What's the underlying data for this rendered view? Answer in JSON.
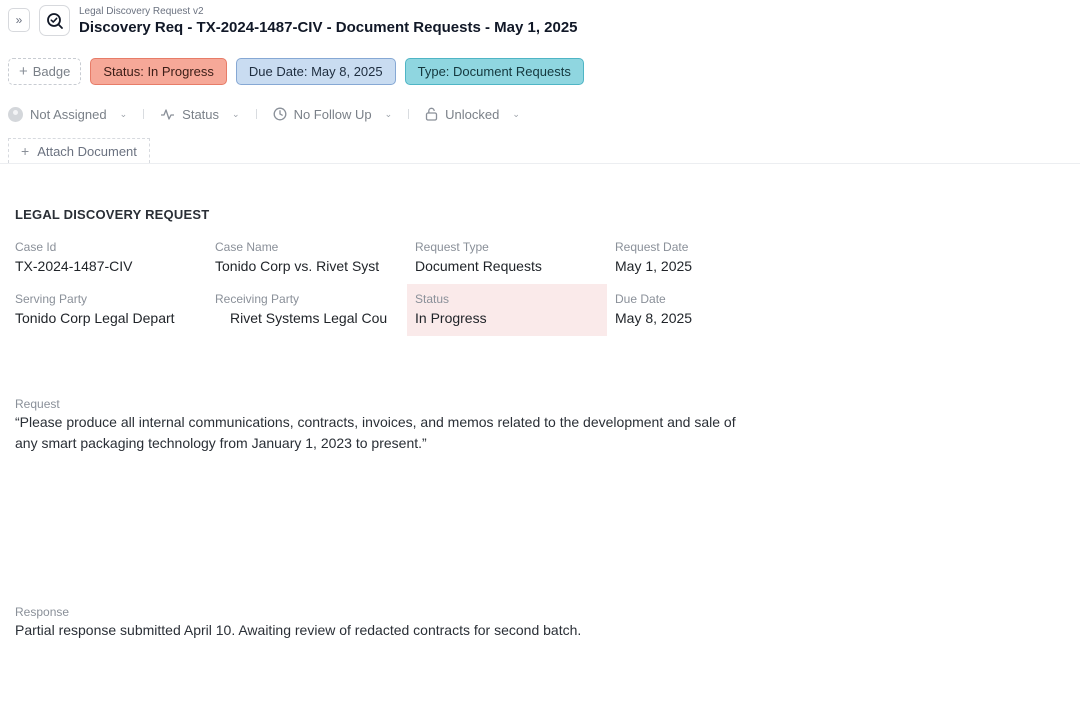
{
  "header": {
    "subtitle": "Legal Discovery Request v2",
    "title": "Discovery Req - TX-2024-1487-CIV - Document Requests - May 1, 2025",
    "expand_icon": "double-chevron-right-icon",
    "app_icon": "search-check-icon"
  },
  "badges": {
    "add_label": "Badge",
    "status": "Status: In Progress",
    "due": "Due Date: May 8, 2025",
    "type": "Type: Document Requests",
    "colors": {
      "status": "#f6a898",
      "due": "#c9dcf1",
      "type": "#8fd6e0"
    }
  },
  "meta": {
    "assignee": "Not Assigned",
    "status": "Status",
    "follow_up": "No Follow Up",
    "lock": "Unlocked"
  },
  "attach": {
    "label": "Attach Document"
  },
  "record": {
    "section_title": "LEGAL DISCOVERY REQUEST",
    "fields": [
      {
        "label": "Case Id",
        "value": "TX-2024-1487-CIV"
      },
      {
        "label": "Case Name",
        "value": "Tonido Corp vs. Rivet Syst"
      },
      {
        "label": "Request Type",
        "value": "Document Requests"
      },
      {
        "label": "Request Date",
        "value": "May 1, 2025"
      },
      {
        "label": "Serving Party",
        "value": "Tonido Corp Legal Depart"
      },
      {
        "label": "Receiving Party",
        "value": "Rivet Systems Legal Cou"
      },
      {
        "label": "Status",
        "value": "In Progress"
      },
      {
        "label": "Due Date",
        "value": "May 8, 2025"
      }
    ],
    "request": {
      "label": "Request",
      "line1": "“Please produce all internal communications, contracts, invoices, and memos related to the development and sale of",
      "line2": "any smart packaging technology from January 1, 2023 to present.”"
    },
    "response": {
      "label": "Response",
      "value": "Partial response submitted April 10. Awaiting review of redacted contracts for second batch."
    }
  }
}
--------------------------------
Task details. For each line above that contains the word "Party", copy that line.

Task response.
        "label": "Serving Party",
        "label": "Receiving Party",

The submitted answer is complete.